**Exercise task:**
Starting at the line that contains "y-tick-label: 6.35 ×" and stopping after the line that contains "y-tick-label: 6.55 ×", rewrite those lines with "Peak" swapped for "Maximum" and everything else left as is.

**Layout element annotations:**
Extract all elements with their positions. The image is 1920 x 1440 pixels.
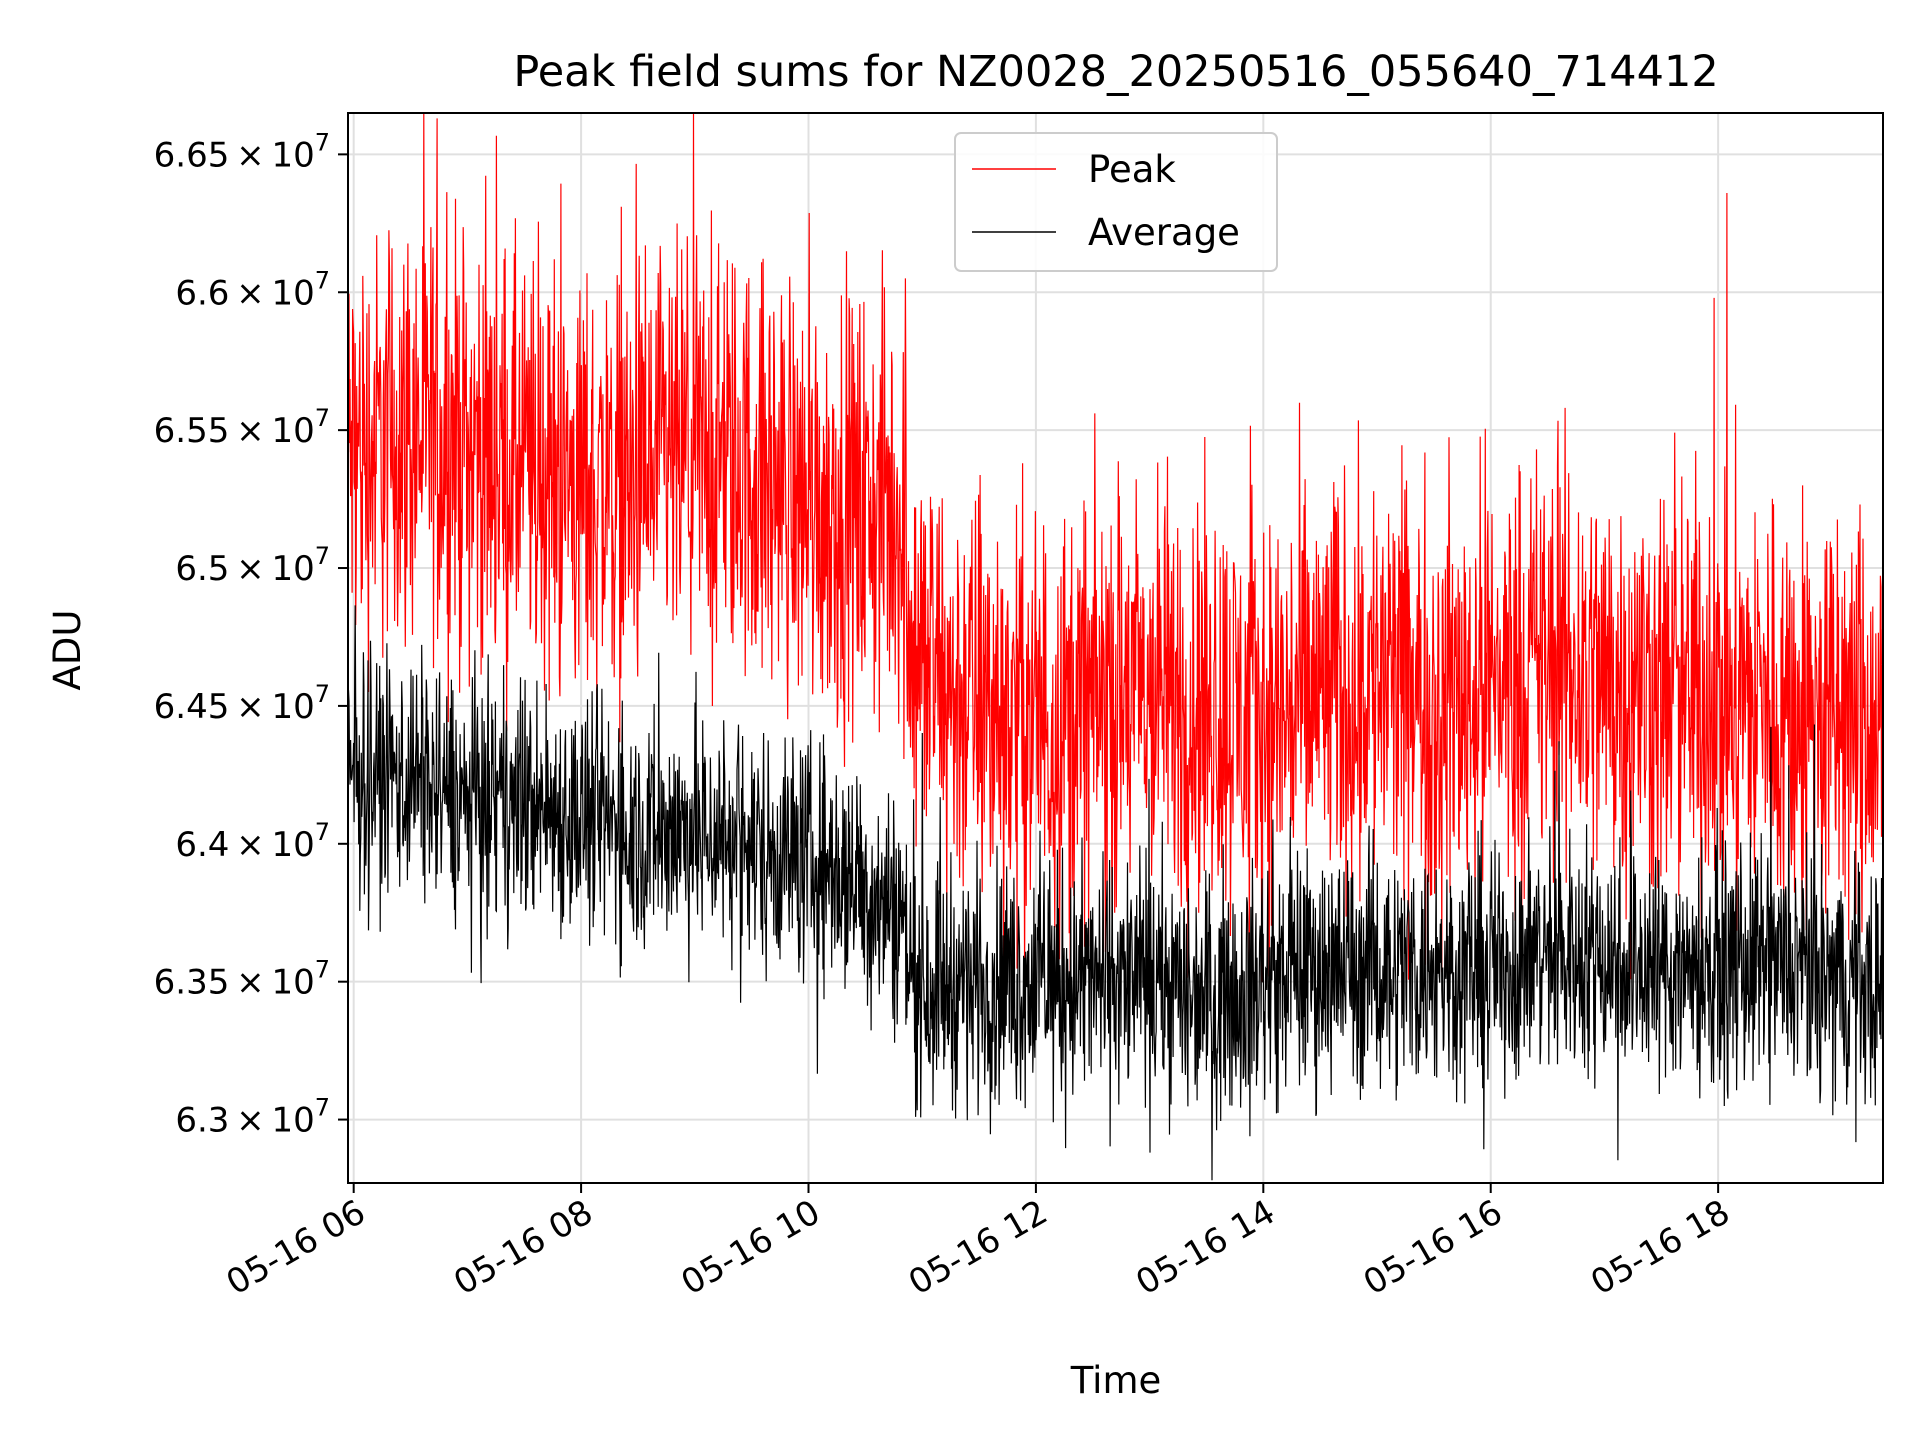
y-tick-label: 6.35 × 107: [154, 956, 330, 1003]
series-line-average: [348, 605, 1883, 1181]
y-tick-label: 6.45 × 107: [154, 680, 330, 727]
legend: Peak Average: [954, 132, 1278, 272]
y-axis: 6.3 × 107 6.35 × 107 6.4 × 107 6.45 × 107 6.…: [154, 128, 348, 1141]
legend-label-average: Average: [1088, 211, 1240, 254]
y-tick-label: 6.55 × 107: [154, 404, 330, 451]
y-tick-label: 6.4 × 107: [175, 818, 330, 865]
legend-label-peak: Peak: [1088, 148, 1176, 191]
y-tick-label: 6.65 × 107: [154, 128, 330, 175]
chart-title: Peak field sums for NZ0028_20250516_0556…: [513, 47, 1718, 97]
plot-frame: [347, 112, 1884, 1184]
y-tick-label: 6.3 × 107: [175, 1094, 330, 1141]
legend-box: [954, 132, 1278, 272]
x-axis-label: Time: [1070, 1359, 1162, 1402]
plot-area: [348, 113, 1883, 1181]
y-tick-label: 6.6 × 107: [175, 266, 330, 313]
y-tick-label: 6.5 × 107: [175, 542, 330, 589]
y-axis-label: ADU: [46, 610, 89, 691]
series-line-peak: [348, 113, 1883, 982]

**Answer to this problem:**
y-tick-label: 6.35 × 107: [154, 956, 330, 1003]
series-line-average: [348, 605, 1883, 1181]
y-tick-label: 6.45 × 107: [154, 680, 330, 727]
legend: Maximum Average: [954, 132, 1278, 272]
y-axis: 6.3 × 107 6.35 × 107 6.4 × 107 6.45 × 107 6.…: [154, 128, 348, 1141]
legend-label-average: Average: [1088, 211, 1240, 254]
y-tick-label: 6.55 × 107: [154, 404, 330, 451]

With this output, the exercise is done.